***** Data provided *****
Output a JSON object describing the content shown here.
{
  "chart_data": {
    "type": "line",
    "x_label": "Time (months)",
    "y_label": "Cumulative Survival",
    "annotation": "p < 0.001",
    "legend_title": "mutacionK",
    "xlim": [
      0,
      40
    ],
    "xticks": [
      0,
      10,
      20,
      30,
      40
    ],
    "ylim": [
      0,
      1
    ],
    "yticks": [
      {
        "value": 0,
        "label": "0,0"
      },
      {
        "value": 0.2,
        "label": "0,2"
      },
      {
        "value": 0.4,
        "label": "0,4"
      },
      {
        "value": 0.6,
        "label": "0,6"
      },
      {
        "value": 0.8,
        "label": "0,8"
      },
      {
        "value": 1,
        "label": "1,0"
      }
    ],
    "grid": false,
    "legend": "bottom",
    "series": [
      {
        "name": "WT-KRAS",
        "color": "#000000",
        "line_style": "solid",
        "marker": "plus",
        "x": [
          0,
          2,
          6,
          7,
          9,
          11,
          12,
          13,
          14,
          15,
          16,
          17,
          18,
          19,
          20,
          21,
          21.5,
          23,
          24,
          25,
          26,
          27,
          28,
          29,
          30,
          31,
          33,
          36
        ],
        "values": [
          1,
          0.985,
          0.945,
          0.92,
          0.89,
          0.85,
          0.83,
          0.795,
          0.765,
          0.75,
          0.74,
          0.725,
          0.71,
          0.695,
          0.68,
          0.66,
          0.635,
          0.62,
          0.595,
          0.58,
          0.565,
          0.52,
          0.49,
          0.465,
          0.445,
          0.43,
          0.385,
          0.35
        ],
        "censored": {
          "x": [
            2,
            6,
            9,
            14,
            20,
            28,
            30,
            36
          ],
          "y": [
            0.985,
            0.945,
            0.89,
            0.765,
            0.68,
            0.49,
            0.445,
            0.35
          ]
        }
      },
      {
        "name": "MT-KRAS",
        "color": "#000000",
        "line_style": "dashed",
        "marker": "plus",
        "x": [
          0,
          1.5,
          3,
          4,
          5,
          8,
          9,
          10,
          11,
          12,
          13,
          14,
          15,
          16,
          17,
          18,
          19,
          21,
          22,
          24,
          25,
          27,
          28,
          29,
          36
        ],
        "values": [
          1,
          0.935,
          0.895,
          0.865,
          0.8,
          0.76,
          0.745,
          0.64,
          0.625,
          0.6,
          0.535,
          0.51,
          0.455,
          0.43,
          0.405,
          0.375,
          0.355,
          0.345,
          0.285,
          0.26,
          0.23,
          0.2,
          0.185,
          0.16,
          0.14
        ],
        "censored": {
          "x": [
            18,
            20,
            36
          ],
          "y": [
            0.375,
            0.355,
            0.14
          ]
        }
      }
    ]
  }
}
*****
Goal — Retype every record above exactly as written.

Expected output —
Output a JSON object describing the content shown here.
{
  "chart_data": {
    "type": "line",
    "x_label": "Time (months)",
    "y_label": "Cumulative Survival",
    "annotation": "p < 0.001",
    "legend_title": "mutacionK",
    "xlim": [
      0,
      40
    ],
    "xticks": [
      0,
      10,
      20,
      30,
      40
    ],
    "ylim": [
      0,
      1
    ],
    "yticks": [
      {
        "value": 0,
        "label": "0,0"
      },
      {
        "value": 0.2,
        "label": "0,2"
      },
      {
        "value": 0.4,
        "label": "0,4"
      },
      {
        "value": 0.6,
        "label": "0,6"
      },
      {
        "value": 0.8,
        "label": "0,8"
      },
      {
        "value": 1,
        "label": "1,0"
      }
    ],
    "grid": false,
    "legend": "bottom",
    "series": [
      {
        "name": "WT-KRAS",
        "color": "#000000",
        "line_style": "solid",
        "marker": "plus",
        "x": [
          0,
          2,
          6,
          7,
          9,
          11,
          12,
          13,
          14,
          15,
          16,
          17,
          18,
          19,
          20,
          21,
          21.5,
          23,
          24,
          25,
          26,
          27,
          28,
          29,
          30,
          31,
          33,
          36
        ],
        "values": [
          1,
          0.985,
          0.945,
          0.92,
          0.89,
          0.85,
          0.83,
          0.795,
          0.765,
          0.75,
          0.74,
          0.725,
          0.71,
          0.695,
          0.68,
          0.66,
          0.635,
          0.62,
          0.595,
          0.58,
          0.565,
          0.52,
          0.49,
          0.465,
          0.445,
          0.43,
          0.385,
          0.35
        ],
        "censored": {
          "x": [
            2,
            6,
            9,
            14,
            20,
            28,
            30,
            36
          ],
          "y": [
            0.985,
            0.945,
            0.89,
            0.765,
            0.68,
            0.49,
            0.445,
            0.35
          ]
        }
      },
      {
        "name": "MT-KRAS",
        "color": "#000000",
        "line_style": "dashed",
        "marker": "plus",
        "x": [
          0,
          1.5,
          3,
          4,
          5,
          8,
          9,
          10,
          11,
          12,
          13,
          14,
          15,
          16,
          17,
          18,
          19,
          21,
          22,
          24,
          25,
          27,
          28,
          29,
          36
        ],
        "values": [
          1,
          0.935,
          0.895,
          0.865,
          0.8,
          0.76,
          0.745,
          0.64,
          0.625,
          0.6,
          0.535,
          0.51,
          0.455,
          0.43,
          0.405,
          0.375,
          0.355,
          0.345,
          0.285,
          0.26,
          0.23,
          0.2,
          0.185,
          0.16,
          0.14
        ],
        "censored": {
          "x": [
            18,
            20,
            36
          ],
          "y": [
            0.375,
            0.355,
            0.14
          ]
        }
      }
    ]
  }
}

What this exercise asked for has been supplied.